- _GIVEN TASK_: Retype the rows exactly as they appear, from the row containing "isopycnal-line <box>243 93 369 531</box>" down to the row containing "isopycnal-line <box>541 1083 553 1121</box>", including both of those rows.

(Dataset records)
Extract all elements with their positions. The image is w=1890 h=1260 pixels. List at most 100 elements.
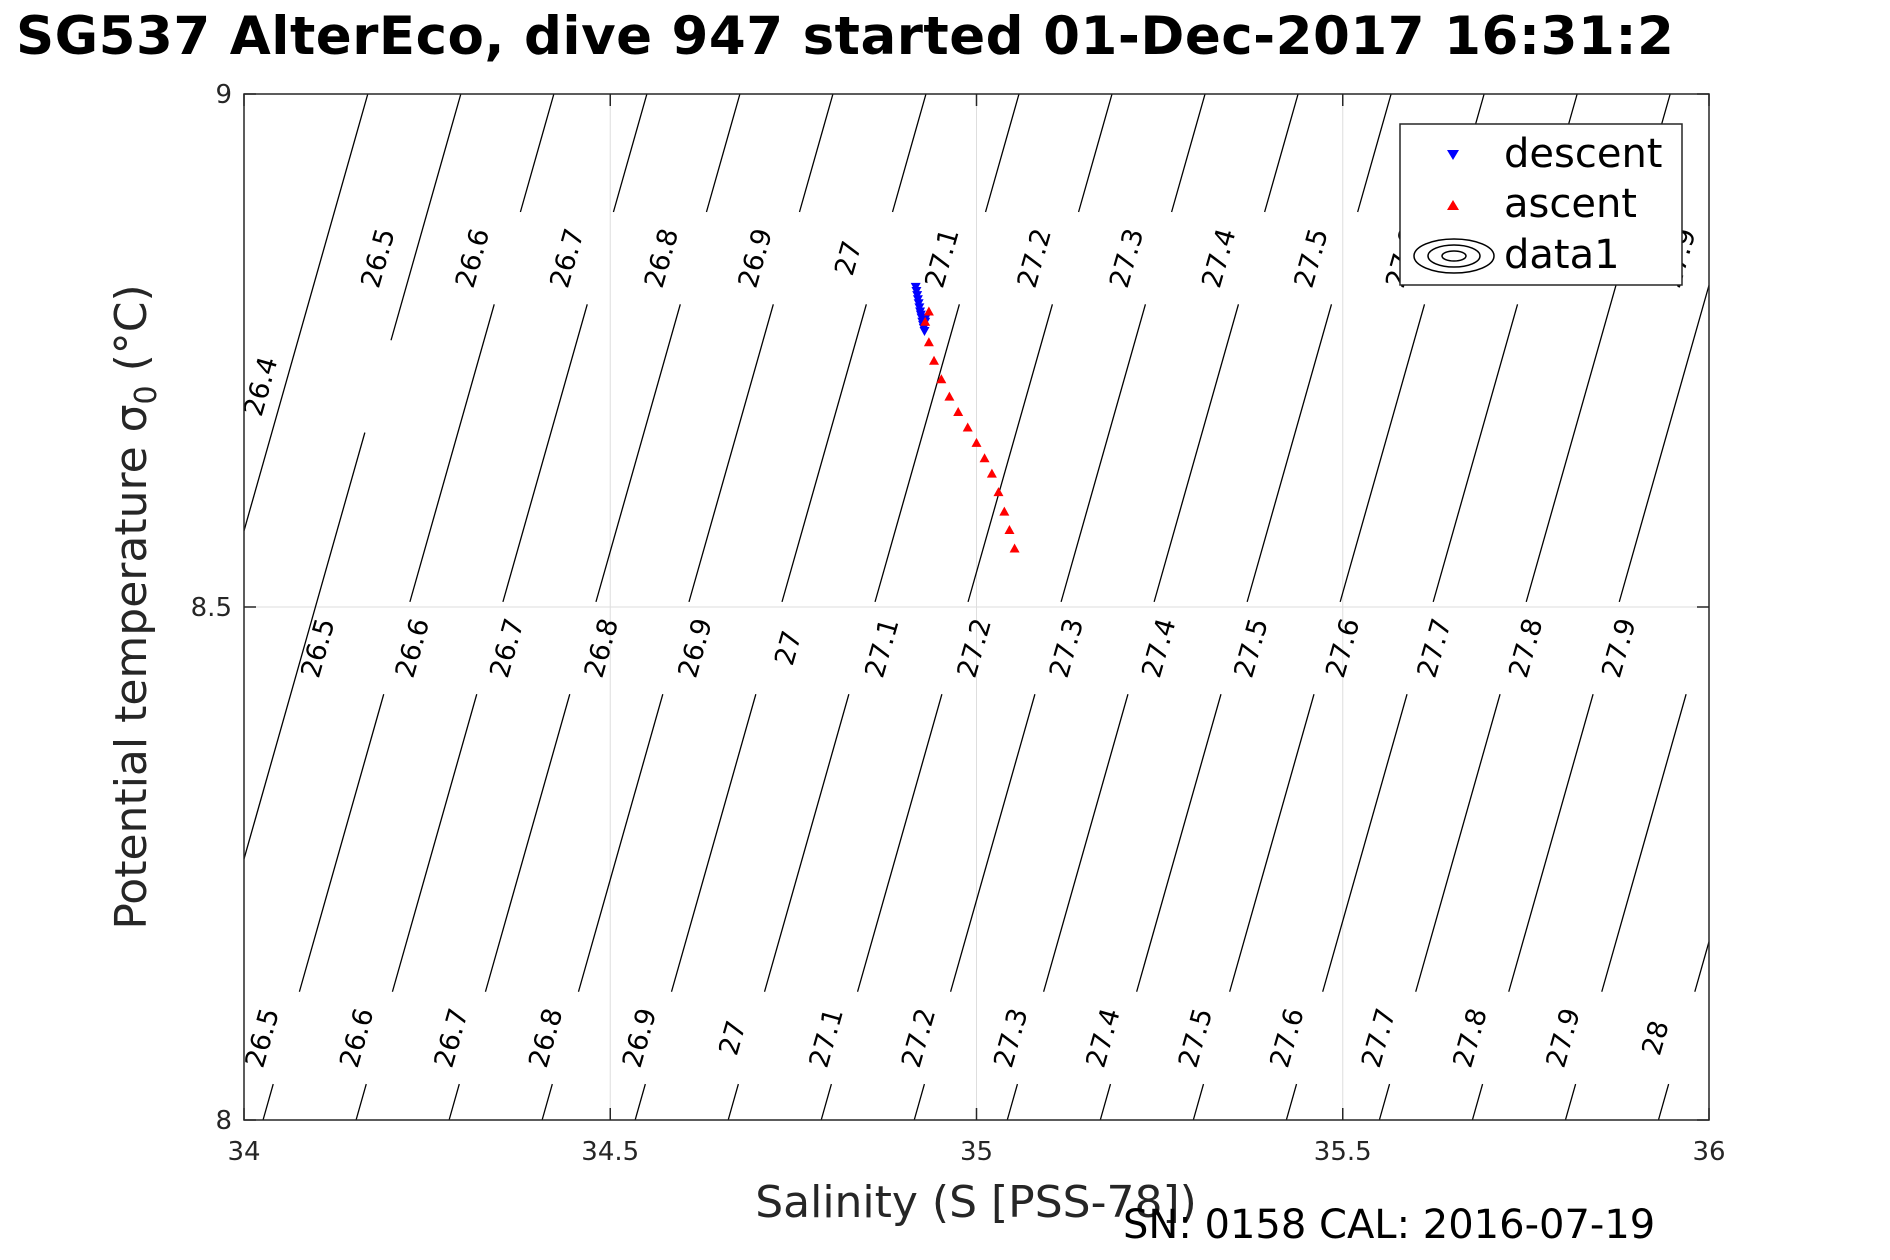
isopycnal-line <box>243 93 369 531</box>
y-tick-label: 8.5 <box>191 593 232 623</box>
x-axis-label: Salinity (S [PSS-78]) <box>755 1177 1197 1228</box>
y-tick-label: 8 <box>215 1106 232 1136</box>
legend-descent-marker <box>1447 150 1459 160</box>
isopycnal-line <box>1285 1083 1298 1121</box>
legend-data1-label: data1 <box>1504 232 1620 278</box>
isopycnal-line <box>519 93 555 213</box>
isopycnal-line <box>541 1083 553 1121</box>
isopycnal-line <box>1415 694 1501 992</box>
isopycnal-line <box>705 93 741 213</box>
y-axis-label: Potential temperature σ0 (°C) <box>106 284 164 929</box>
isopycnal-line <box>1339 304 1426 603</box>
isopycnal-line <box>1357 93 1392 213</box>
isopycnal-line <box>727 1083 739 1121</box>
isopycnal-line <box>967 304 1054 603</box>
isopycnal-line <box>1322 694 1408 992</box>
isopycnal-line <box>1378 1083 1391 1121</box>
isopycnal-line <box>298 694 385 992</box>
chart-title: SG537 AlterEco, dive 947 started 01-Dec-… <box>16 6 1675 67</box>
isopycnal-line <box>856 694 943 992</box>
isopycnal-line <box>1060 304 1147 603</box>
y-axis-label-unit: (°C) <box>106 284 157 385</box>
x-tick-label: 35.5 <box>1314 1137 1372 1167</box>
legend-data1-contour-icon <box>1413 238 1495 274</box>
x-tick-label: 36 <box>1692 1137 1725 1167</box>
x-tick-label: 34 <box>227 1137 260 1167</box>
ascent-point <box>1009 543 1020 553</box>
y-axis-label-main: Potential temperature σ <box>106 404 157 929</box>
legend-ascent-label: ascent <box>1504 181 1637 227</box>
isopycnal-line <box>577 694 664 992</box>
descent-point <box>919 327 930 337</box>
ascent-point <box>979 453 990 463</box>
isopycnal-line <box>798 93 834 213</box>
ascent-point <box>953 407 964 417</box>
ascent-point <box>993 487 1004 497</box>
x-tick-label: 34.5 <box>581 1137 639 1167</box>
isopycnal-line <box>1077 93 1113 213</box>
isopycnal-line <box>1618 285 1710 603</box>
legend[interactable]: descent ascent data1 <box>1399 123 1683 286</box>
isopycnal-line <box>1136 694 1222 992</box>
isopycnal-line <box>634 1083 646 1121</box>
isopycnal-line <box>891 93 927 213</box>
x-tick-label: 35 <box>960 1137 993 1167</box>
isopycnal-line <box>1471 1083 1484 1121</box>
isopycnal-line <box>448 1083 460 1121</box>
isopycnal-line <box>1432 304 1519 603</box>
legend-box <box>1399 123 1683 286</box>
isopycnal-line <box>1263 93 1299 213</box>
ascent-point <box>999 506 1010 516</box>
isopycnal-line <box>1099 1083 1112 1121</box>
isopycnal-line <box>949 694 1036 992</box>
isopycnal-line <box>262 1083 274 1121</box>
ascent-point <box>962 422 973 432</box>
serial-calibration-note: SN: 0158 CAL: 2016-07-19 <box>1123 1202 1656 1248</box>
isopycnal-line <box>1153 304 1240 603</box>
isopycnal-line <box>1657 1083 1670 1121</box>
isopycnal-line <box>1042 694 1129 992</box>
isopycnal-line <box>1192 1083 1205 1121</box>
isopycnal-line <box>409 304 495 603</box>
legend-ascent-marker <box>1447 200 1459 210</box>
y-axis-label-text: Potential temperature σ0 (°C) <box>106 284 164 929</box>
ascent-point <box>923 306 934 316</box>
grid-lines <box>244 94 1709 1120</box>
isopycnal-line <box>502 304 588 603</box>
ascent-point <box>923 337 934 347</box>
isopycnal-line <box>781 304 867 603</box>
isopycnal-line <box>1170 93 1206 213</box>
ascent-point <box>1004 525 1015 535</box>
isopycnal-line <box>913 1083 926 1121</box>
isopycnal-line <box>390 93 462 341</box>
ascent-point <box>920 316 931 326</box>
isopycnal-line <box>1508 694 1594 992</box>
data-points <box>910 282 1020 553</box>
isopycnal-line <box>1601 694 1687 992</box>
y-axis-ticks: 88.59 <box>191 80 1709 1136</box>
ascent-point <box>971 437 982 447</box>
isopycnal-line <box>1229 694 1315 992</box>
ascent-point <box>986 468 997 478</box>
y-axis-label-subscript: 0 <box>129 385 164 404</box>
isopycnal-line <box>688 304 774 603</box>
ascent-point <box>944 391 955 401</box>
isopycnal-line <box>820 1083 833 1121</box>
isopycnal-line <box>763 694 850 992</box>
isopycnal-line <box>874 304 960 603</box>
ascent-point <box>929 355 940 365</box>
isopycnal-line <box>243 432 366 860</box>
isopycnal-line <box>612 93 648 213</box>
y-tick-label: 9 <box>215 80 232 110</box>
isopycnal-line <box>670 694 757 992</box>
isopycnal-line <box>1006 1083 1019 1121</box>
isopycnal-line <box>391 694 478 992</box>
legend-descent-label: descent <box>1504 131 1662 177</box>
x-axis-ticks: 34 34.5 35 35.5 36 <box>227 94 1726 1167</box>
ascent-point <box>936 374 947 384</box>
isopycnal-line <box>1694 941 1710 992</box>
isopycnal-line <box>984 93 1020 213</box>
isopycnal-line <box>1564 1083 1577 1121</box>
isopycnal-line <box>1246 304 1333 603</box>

--

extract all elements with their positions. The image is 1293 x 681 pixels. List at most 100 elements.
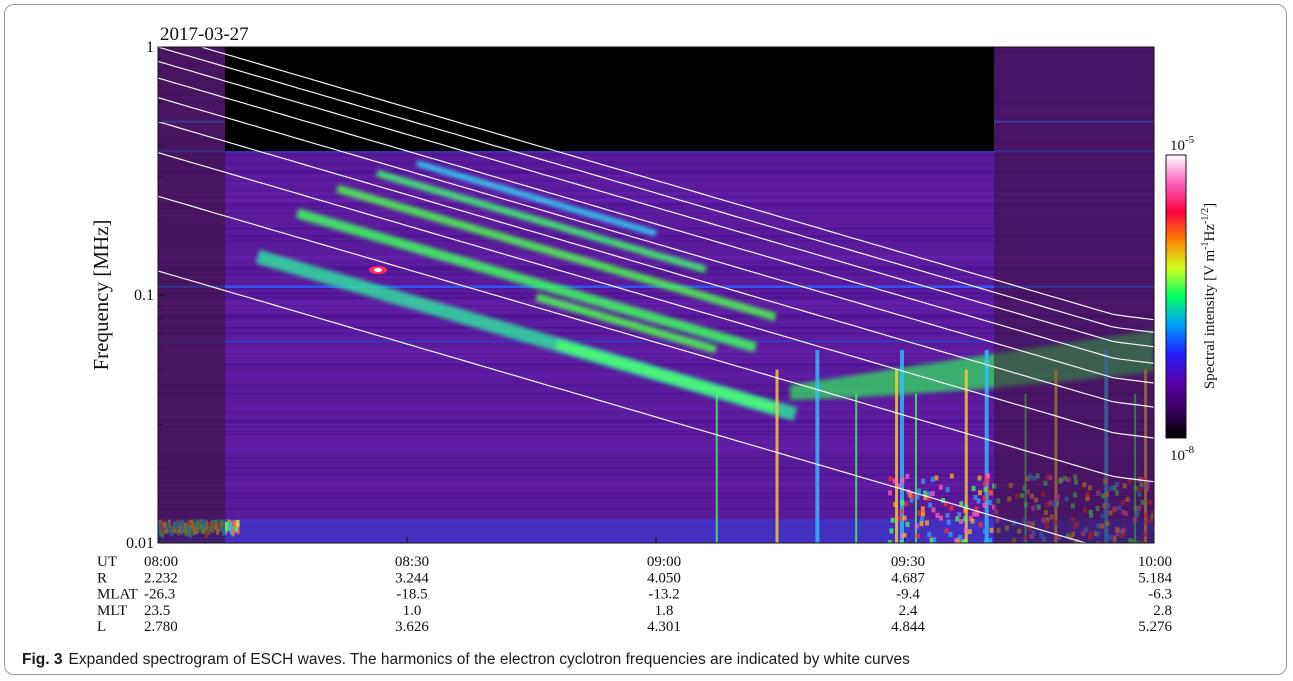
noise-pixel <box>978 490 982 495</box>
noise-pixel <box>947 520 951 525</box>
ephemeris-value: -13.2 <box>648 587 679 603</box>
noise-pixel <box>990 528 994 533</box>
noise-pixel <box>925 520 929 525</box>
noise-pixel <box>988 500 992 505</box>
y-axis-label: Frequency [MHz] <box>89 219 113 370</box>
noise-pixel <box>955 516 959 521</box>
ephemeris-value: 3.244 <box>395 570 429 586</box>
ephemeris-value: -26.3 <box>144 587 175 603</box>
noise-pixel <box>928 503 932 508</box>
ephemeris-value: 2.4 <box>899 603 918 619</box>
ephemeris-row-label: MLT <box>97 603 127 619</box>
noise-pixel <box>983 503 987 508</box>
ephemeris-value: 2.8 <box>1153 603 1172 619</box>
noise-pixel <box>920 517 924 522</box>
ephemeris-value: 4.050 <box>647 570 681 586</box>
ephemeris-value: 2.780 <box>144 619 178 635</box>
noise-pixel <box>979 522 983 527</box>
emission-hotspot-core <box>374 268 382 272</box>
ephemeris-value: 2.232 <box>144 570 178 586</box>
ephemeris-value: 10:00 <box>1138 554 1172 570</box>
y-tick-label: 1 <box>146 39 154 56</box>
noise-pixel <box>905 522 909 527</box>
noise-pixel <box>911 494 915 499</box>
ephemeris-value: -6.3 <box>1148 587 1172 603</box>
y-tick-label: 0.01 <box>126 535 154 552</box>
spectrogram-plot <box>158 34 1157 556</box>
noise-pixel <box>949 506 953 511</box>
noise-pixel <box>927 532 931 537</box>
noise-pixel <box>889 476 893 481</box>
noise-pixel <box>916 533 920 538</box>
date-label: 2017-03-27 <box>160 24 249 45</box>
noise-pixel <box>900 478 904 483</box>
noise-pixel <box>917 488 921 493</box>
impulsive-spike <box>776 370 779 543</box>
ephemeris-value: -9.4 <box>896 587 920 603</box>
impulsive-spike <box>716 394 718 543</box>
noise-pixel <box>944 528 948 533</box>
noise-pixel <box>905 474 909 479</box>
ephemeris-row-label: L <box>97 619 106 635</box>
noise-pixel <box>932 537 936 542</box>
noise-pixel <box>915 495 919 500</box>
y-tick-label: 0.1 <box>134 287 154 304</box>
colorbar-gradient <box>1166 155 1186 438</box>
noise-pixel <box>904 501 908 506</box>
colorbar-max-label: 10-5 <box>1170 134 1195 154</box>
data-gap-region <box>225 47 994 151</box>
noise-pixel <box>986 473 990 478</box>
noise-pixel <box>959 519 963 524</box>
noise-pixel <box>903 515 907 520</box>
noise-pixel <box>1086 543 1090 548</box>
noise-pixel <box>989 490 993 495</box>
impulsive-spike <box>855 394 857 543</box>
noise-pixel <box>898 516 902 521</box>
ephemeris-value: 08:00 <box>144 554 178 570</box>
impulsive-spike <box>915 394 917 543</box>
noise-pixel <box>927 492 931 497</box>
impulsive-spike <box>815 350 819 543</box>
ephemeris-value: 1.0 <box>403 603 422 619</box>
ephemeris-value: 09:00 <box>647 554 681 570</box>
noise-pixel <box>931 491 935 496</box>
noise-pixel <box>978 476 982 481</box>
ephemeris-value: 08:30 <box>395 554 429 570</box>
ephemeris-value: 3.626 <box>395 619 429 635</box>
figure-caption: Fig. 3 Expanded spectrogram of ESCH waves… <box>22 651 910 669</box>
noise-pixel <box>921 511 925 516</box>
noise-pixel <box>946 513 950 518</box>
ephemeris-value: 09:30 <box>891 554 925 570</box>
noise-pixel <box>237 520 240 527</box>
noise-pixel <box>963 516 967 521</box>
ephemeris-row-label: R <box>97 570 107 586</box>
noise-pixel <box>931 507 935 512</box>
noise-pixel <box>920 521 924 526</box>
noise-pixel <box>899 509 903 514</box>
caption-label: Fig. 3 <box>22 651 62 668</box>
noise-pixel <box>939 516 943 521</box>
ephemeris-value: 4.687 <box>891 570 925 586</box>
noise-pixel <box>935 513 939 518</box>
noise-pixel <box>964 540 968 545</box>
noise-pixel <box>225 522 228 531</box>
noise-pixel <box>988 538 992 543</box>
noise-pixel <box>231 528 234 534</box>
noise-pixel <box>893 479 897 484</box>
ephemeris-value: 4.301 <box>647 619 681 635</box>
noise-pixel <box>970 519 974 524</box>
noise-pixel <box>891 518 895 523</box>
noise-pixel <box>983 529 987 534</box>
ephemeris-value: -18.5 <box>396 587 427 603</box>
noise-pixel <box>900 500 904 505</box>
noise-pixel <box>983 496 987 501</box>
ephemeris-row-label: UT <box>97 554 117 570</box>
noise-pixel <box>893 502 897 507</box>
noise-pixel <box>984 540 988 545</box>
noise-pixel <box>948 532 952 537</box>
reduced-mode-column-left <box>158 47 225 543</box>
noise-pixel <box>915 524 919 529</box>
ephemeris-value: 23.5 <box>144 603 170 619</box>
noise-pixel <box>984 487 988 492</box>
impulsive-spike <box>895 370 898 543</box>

- _SOLUTION FOR THIS PROBLEM_:
isopycnal-line <box>243 93 369 531</box>
y-tick-label: 8.5 <box>191 593 232 623</box>
x-axis-label: Salinity (S [PSS-78]) <box>755 1177 1197 1228</box>
y-tick-label: 8 <box>215 1106 232 1136</box>
legend-descent-marker <box>1447 150 1459 160</box>
isopycnal-line <box>1285 1083 1298 1121</box>
legend-data1-label: data1 <box>1504 232 1620 278</box>
isopycnal-line <box>519 93 555 213</box>
isopycnal-line <box>541 1083 553 1121</box>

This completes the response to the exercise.